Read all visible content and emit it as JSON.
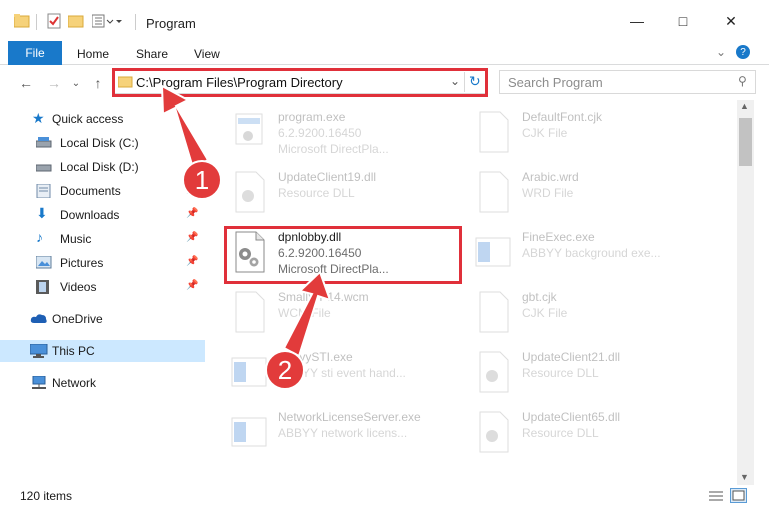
{
  "window": {
    "title": "Program",
    "min_icon": "minimize-icon",
    "max_icon": "maximize-icon",
    "close_icon": "close-icon"
  },
  "ribbon": {
    "file": "File",
    "home": "Home",
    "share": "Share",
    "view": "View"
  },
  "address": {
    "path": "C:\\Program Files\\Program Directory",
    "search_placeholder": "Search Program"
  },
  "sidebar": {
    "items": [
      {
        "label": "Quick access",
        "icon": "star-icon"
      },
      {
        "label": "Local Disk (C:)",
        "icon": "drive-icon"
      },
      {
        "label": "Local Disk (D:)",
        "icon": "drive-icon"
      },
      {
        "label": "Documents",
        "icon": "documents-icon"
      },
      {
        "label": "Downloads",
        "icon": "download-icon"
      },
      {
        "label": "Music",
        "icon": "music-icon"
      },
      {
        "label": "Pictures",
        "icon": "pictures-icon"
      },
      {
        "label": "Videos",
        "icon": "videos-icon"
      },
      {
        "label": "OneDrive",
        "icon": "cloud-icon"
      },
      {
        "label": "This PC",
        "icon": "computer-icon"
      },
      {
        "label": "Network",
        "icon": "network-icon"
      }
    ]
  },
  "files": {
    "program_exe": {
      "name": "program.exe",
      "sub1": "6.2.9200.16450",
      "sub2": "Microsoft DirectPla..."
    },
    "defaultfont": {
      "name": "DefaultFont.cjk",
      "sub1": "CJK File"
    },
    "updateclient19": {
      "name": "UpdateClient19.dll",
      "sub1": "Resource DLL"
    },
    "arabic": {
      "name": "Arabic.wrd",
      "sub1": "WRD File"
    },
    "dpnlobby": {
      "name": "dpnlobby.dll",
      "sub1": "6.2.9200.16450",
      "sub2": "Microsoft DirectPla..."
    },
    "fineexec": {
      "name": "FineExec.exe",
      "sub1": "ABBYY background exe..."
    },
    "smallwp": {
      "name": "SmallWP14.wcm",
      "sub1": "WCM File"
    },
    "gbt": {
      "name": "gbt.cjk",
      "sub1": "CJK File"
    },
    "abbyysti": {
      "name": "AbbyySTI.exe",
      "sub1": "ABBYY sti event hand..."
    },
    "updateclient21": {
      "name": "UpdateClient21.dll",
      "sub1": "Resource DLL"
    },
    "netlicense": {
      "name": "NetworkLicenseServer.exe",
      "sub1": "ABBYY network licens..."
    },
    "updateclient65": {
      "name": "UpdateClient65.dll",
      "sub1": "Resource DLL"
    }
  },
  "status": {
    "items": "120 items"
  },
  "callouts": {
    "one": "1",
    "two": "2"
  },
  "colors": {
    "accent": "#1979ca",
    "highlight": "#e0303a",
    "selected": "#cce8ff"
  }
}
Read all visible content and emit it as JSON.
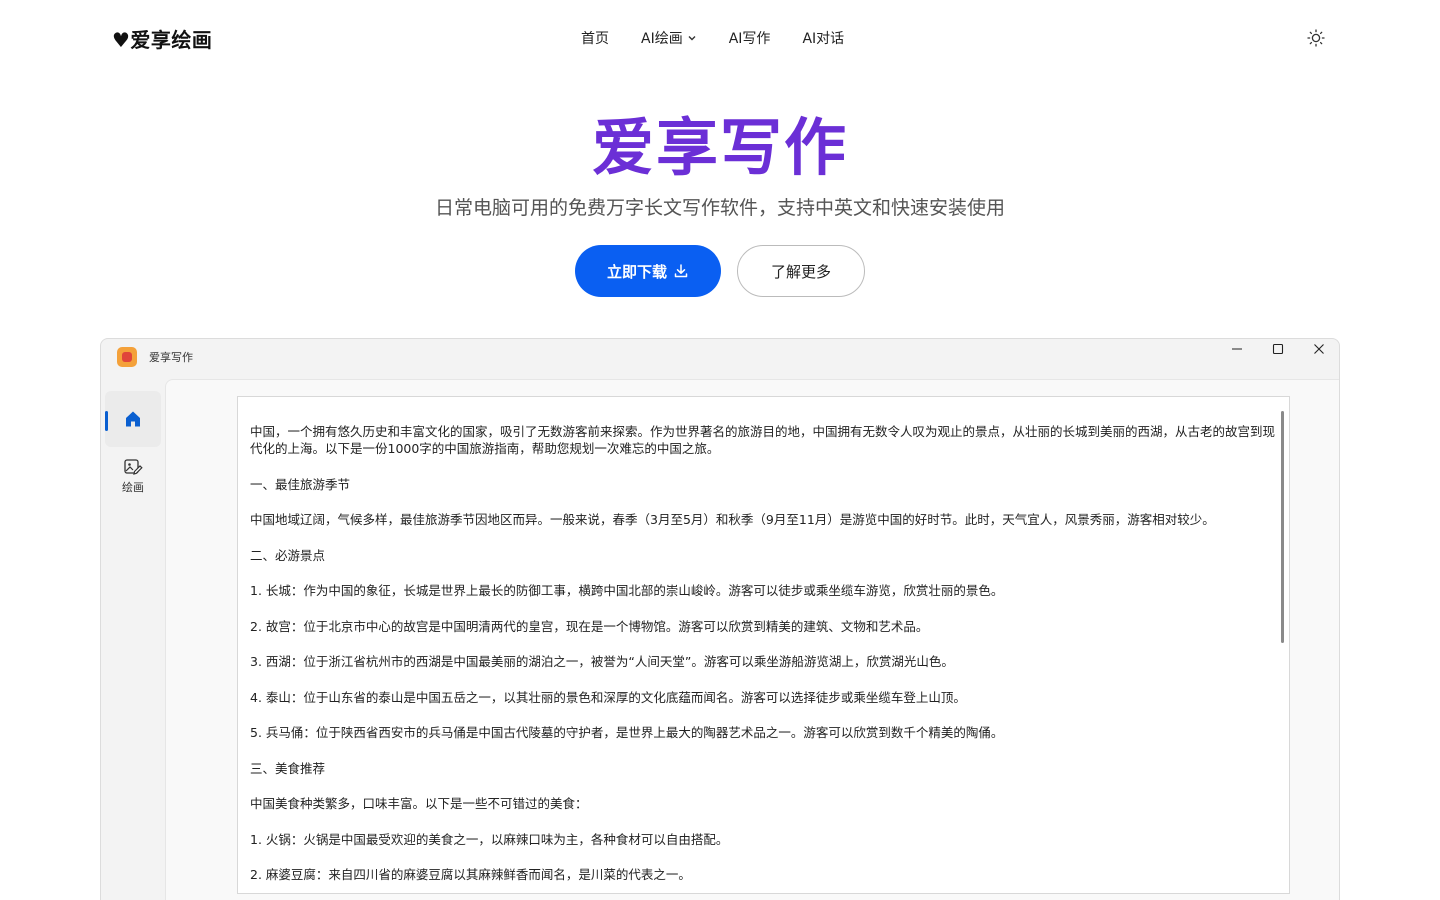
{
  "nav": {
    "logo": "♥爱享绘画",
    "items": [
      {
        "label": "首页",
        "has_dropdown": false
      },
      {
        "label": "AI绘画",
        "has_dropdown": true
      },
      {
        "label": "AI写作",
        "has_dropdown": false
      },
      {
        "label": "AI对话",
        "has_dropdown": false
      }
    ],
    "theme_icon": "sun-icon"
  },
  "hero": {
    "title": "爱享写作",
    "subtitle": "日常电脑可用的免费万字长文写作软件，支持中英文和快速安装使用",
    "primary_button": "立即下载",
    "secondary_button": "了解更多"
  },
  "window": {
    "title": "爱享写作",
    "sidebar": {
      "home_icon": "home-icon",
      "draw_label": "绘画"
    },
    "document": [
      "中国，一个拥有悠久历史和丰富文化的国家，吸引了无数游客前来探索。作为世界著名的旅游目的地，中国拥有无数令人叹为观止的景点，从壮丽的长城到美丽的西湖，从古老的故宫到现代化的上海。以下是一份1000字的中国旅游指南，帮助您规划一次难忘的中国之旅。",
      "一、最佳旅游季节",
      "中国地域辽阔，气候多样，最佳旅游季节因地区而异。一般来说，春季（3月至5月）和秋季（9月至11月）是游览中国的好时节。此时，天气宜人，风景秀丽，游客相对较少。",
      "二、必游景点",
      "1. 长城：作为中国的象征，长城是世界上最长的防御工事，横跨中国北部的崇山峻岭。游客可以徒步或乘坐缆车游览，欣赏壮丽的景色。",
      "2. 故宫：位于北京市中心的故宫是中国明清两代的皇宫，现在是一个博物馆。游客可以欣赏到精美的建筑、文物和艺术品。",
      "3. 西湖：位于浙江省杭州市的西湖是中国最美丽的湖泊之一，被誉为“人间天堂”。游客可以乘坐游船游览湖上，欣赏湖光山色。",
      "4. 泰山：位于山东省的泰山是中国五岳之一，以其壮丽的景色和深厚的文化底蕴而闻名。游客可以选择徒步或乘坐缆车登上山顶。",
      "5. 兵马俑：位于陕西省西安市的兵马俑是中国古代陵墓的守护者，是世界上最大的陶器艺术品之一。游客可以欣赏到数千个精美的陶俑。",
      "三、美食推荐",
      "中国美食种类繁多，口味丰富。以下是一些不可错过的美食：",
      "1. 火锅：火锅是中国最受欢迎的美食之一，以麻辣口味为主，各种食材可以自由搭配。",
      "2. 麻婆豆腐：来自四川省的麻婆豆腐以其麻辣鲜香而闻名，是川菜的代表之一。"
    ]
  },
  "colors": {
    "hero_title": "#6b2fd6",
    "primary_button": "#0a5ff2",
    "carousel_arrow": "#1a5fe0"
  }
}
....
Requirements: Reproduce all of the material exactly, apart from the pictures.

Worked solution:
Read all visible content and emit it as JSON.
{
  "window": {
    "title": "Program",
    "min_icon": "minimize-icon",
    "max_icon": "maximize-icon",
    "close_icon": "close-icon"
  },
  "ribbon": {
    "file": "File",
    "home": "Home",
    "share": "Share",
    "view": "View"
  },
  "address": {
    "path": "C:\\Program Files\\Program Directory",
    "search_placeholder": "Search Program"
  },
  "sidebar": {
    "items": [
      {
        "label": "Quick access",
        "icon": "star-icon"
      },
      {
        "label": "Local Disk (C:)",
        "icon": "drive-icon"
      },
      {
        "label": "Local Disk (D:)",
        "icon": "drive-icon"
      },
      {
        "label": "Documents",
        "icon": "documents-icon"
      },
      {
        "label": "Downloads",
        "icon": "download-icon"
      },
      {
        "label": "Music",
        "icon": "music-icon"
      },
      {
        "label": "Pictures",
        "icon": "pictures-icon"
      },
      {
        "label": "Videos",
        "icon": "videos-icon"
      },
      {
        "label": "OneDrive",
        "icon": "cloud-icon"
      },
      {
        "label": "This PC",
        "icon": "computer-icon"
      },
      {
        "label": "Network",
        "icon": "network-icon"
      }
    ]
  },
  "files": {
    "program_exe": {
      "name": "program.exe",
      "sub1": "6.2.9200.16450",
      "sub2": "Microsoft DirectPla..."
    },
    "defaultfont": {
      "name": "DefaultFont.cjk",
      "sub1": "CJK File"
    },
    "updateclient19": {
      "name": "UpdateClient19.dll",
      "sub1": "Resource DLL"
    },
    "arabic": {
      "name": "Arabic.wrd",
      "sub1": "WRD File"
    },
    "dpnlobby": {
      "name": "dpnlobby.dll",
      "sub1": "6.2.9200.16450",
      "sub2": "Microsoft DirectPla..."
    },
    "fineexec": {
      "name": "FineExec.exe",
      "sub1": "ABBYY background exe..."
    },
    "smallwp": {
      "name": "SmallWP14.wcm",
      "sub1": "WCM File"
    },
    "gbt": {
      "name": "gbt.cjk",
      "sub1": "CJK File"
    },
    "abbyysti": {
      "name": "AbbyySTI.exe",
      "sub1": "ABBYY sti event hand..."
    },
    "updateclient21": {
      "name": "UpdateClient21.dll",
      "sub1": "Resource DLL"
    },
    "netlicense": {
      "name": "NetworkLicenseServer.exe",
      "sub1": "ABBYY network licens..."
    },
    "updateclient65": {
      "name": "UpdateClient65.dll",
      "sub1": "Resource DLL"
    }
  },
  "status": {
    "items": "120 items"
  },
  "callouts": {
    "one": "1",
    "two": "2"
  },
  "colors": {
    "accent": "#1979ca",
    "highlight": "#e0303a",
    "selected": "#cce8ff"
  }
}
Read all visible content and emit it as JSON.
{
  "nav": {
    "logo": "♥爱享绘画",
    "items": [
      {
        "label": "首页",
        "has_dropdown": false
      },
      {
        "label": "AI绘画",
        "has_dropdown": true
      },
      {
        "label": "AI写作",
        "has_dropdown": false
      },
      {
        "label": "AI对话",
        "has_dropdown": false
      }
    ],
    "theme_icon": "sun-icon"
  },
  "hero": {
    "title": "爱享写作",
    "subtitle": "日常电脑可用的免费万字长文写作软件，支持中英文和快速安装使用",
    "primary_button": "立即下载",
    "secondary_button": "了解更多"
  },
  "window": {
    "title": "爱享写作",
    "sidebar": {
      "home_icon": "home-icon",
      "draw_label": "绘画"
    },
    "document": [
      "中国，一个拥有悠久历史和丰富文化的国家，吸引了无数游客前来探索。作为世界著名的旅游目的地，中国拥有无数令人叹为观止的景点，从壮丽的长城到美丽的西湖，从古老的故宫到现代化的上海。以下是一份1000字的中国旅游指南，帮助您规划一次难忘的中国之旅。",
      "一、最佳旅游季节",
      "中国地域辽阔，气候多样，最佳旅游季节因地区而异。一般来说，春季（3月至5月）和秋季（9月至11月）是游览中国的好时节。此时，天气宜人，风景秀丽，游客相对较少。",
      "二、必游景点",
      "1. 长城：作为中国的象征，长城是世界上最长的防御工事，横跨中国北部的崇山峻岭。游客可以徒步或乘坐缆车游览，欣赏壮丽的景色。",
      "2. 故宫：位于北京市中心的故宫是中国明清两代的皇宫，现在是一个博物馆。游客可以欣赏到精美的建筑、文物和艺术品。",
      "3. 西湖：位于浙江省杭州市的西湖是中国最美丽的湖泊之一，被誉为“人间天堂”。游客可以乘坐游船游览湖上，欣赏湖光山色。",
      "4. 泰山：位于山东省的泰山是中国五岳之一，以其壮丽的景色和深厚的文化底蕴而闻名。游客可以选择徒步或乘坐缆车登上山顶。",
      "5. 兵马俑：位于陕西省西安市的兵马俑是中国古代陵墓的守护者，是世界上最大的陶器艺术品之一。游客可以欣赏到数千个精美的陶俑。",
      "三、美食推荐",
      "中国美食种类繁多，口味丰富。以下是一些不可错过的美食：",
      "1. 火锅：火锅是中国最受欢迎的美食之一，以麻辣口味为主，各种食材可以自由搭配。",
      "2. 麻婆豆腐：来自四川省的麻婆豆腐以其麻辣鲜香而闻名，是川菜的代表之一。"
    ]
  },
  "colors": {
    "hero_title": "#6b2fd6",
    "primary_button": "#0a5ff2",
    "carousel_arrow": "#1a5fe0"
  }
}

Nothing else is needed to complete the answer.